STATED PROBLEM » All of the records listed below should be retyped exactly.

Stored items »
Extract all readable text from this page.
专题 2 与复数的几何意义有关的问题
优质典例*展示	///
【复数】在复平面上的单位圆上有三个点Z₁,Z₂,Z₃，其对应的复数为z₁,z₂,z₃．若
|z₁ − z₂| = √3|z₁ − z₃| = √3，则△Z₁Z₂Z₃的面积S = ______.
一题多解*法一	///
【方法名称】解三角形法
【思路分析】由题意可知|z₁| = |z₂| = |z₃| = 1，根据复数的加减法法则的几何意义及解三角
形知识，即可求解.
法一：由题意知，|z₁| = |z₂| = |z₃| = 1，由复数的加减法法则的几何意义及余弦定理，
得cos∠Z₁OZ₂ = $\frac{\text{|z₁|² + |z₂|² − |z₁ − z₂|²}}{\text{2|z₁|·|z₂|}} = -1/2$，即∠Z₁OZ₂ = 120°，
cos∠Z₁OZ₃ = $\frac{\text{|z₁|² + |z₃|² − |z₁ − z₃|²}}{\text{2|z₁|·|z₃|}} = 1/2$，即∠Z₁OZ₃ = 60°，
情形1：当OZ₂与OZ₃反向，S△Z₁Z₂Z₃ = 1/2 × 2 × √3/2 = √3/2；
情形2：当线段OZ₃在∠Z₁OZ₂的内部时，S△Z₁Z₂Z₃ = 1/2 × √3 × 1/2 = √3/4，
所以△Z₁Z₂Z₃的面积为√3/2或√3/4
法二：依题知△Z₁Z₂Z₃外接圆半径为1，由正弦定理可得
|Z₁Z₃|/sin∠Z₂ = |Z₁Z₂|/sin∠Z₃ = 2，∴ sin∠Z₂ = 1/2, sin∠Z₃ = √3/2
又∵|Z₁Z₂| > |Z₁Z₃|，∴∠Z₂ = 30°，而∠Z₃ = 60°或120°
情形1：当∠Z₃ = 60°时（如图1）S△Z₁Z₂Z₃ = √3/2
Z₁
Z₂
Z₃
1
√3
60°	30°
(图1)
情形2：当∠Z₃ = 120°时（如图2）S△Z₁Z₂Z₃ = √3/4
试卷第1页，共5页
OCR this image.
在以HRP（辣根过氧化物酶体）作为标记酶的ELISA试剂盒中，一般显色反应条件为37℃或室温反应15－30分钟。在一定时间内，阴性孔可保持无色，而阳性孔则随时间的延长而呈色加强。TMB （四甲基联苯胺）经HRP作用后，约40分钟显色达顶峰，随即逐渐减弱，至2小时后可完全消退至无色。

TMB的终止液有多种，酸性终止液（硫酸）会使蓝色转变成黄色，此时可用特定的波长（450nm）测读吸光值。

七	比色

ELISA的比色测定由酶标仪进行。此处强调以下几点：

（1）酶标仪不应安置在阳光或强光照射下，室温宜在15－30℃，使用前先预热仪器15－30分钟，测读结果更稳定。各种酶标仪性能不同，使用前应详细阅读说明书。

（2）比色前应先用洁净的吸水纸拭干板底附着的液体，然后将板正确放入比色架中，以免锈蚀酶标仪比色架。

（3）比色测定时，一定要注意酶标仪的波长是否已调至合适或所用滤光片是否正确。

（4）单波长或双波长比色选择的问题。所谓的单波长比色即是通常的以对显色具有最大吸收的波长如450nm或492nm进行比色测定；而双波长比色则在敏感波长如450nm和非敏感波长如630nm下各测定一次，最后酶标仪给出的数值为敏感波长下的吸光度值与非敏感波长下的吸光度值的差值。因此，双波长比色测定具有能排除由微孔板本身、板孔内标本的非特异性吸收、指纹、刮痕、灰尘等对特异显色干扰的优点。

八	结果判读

FINAL RESULT »
Extract all readable text from this page.
专题 2 与复数的几何意义有关的问题
优质典例*展示	///
【复数】在复平面上的单位圆上有三个点Z₁,Z₂,Z₃，其对应的复数为z₁,z₂,z₃．若
|z₁ − z₂| = √3|z₁ − z₃| = √3，则△Z₁Z₂Z₃的面积S = ______.
一题多解*法一	///
【方法名称】解三角形法
【思路分析】由题意可知|z₁| = |z₂| = |z₃| = 1，根据复数的加减法法则的几何意义及解三角
形知识，即可求解.
法一：由题意知，|z₁| = |z₂| = |z₃| = 1，由复数的加减法法则的几何意义及余弦定理，
得cos∠Z₁OZ₂ = $\frac{\text{|z₁|² + |z₂|² − |z₁ − z₂|²}}{\text{2|z₁|·|z₂|}} = -1/2$，即∠Z₁OZ₂ = 120°，
cos∠Z₁OZ₃ = $\frac{\text{|z₁|² + |z₃|² − |z₁ − z₃|²}}{\text{2|z₁|·|z₃|}} = 1/2$，即∠Z₁OZ₃ = 60°，
情形1：当OZ₂与OZ₃反向，S△Z₁Z₂Z₃ = 1/2 × 2 × √3/2 = √3/2；
情形2：当线段OZ₃在∠Z₁OZ₂的内部时，S△Z₁Z₂Z₃ = 1/2 × √3 × 1/2 = √3/4，
所以△Z₁Z₂Z₃的面积为√3/2或√3/4
法二：依题知△Z₁Z₂Z₃外接圆半径为1，由正弦定理可得
|Z₁Z₃|/sin∠Z₂ = |Z₁Z₂|/sin∠Z₃ = 2，∴ sin∠Z₂ = 1/2, sin∠Z₃ = √3/2
又∵|Z₁Z₂| > |Z₁Z₃|，∴∠Z₂ = 30°，而∠Z₃ = 60°或120°
情形1：当∠Z₃ = 60°时（如图1）S△Z₁Z₂Z₃ = √3/2
Z₁
Z₂
Z₃
1
√3
60°	30°
(图1)
情形2：当∠Z₃ = 120°时（如图2）S△Z₁Z₂Z₃ = √3/4
试卷第1页，共5页
OCR this image.
在以HRP（辣根过氧化物酶体）作为标记酶的ELISA试剂盒中，一般显色反应条件为37℃或室温反应15－30分钟。在一定时间内，阴性孔可保持无色，而阳性孔则随时间的延长而呈色加强。TMB （四甲基联苯胺）经HRP作用后，约40分钟显色达顶峰，随即逐渐减弱，至2小时后可完全消退至无色。

TMB的终止液有多种，酸性终止液（硫酸）会使蓝色转变成黄色，此时可用特定的波长（450nm）测读吸光值。

七	比色

ELISA的比色测定由酶标仪进行。此处强调以下几点：

（1）酶标仪不应安置在阳光或强光照射下，室温宜在15－30℃，使用前先预热仪器15－30分钟，测读结果更稳定。各种酶标仪性能不同，使用前应详细阅读说明书。

（2）比色前应先用洁净的吸水纸拭干板底附着的液体，然后将板正确放入比色架中，以免锈蚀酶标仪比色架。

（3）比色测定时，一定要注意酶标仪的波长是否已调至合适或所用滤光片是否正确。

（4）单波长或双波长比色选择的问题。所谓的单波长比色即是通常的以对显色具有最大吸收的波长如450nm或492nm进行比色测定；而双波长比色则在敏感波长如450nm和非敏感波长如630nm下各测定一次，最后酶标仪给出的数值为敏感波长下的吸光度值与非敏感波长下的吸光度值的差值。因此，双波长比色测定具有能排除由微孔板本身、板孔内标本的非特异性吸收、指纹、刮痕、灰尘等对特异显色干扰的优点。

八	结果判读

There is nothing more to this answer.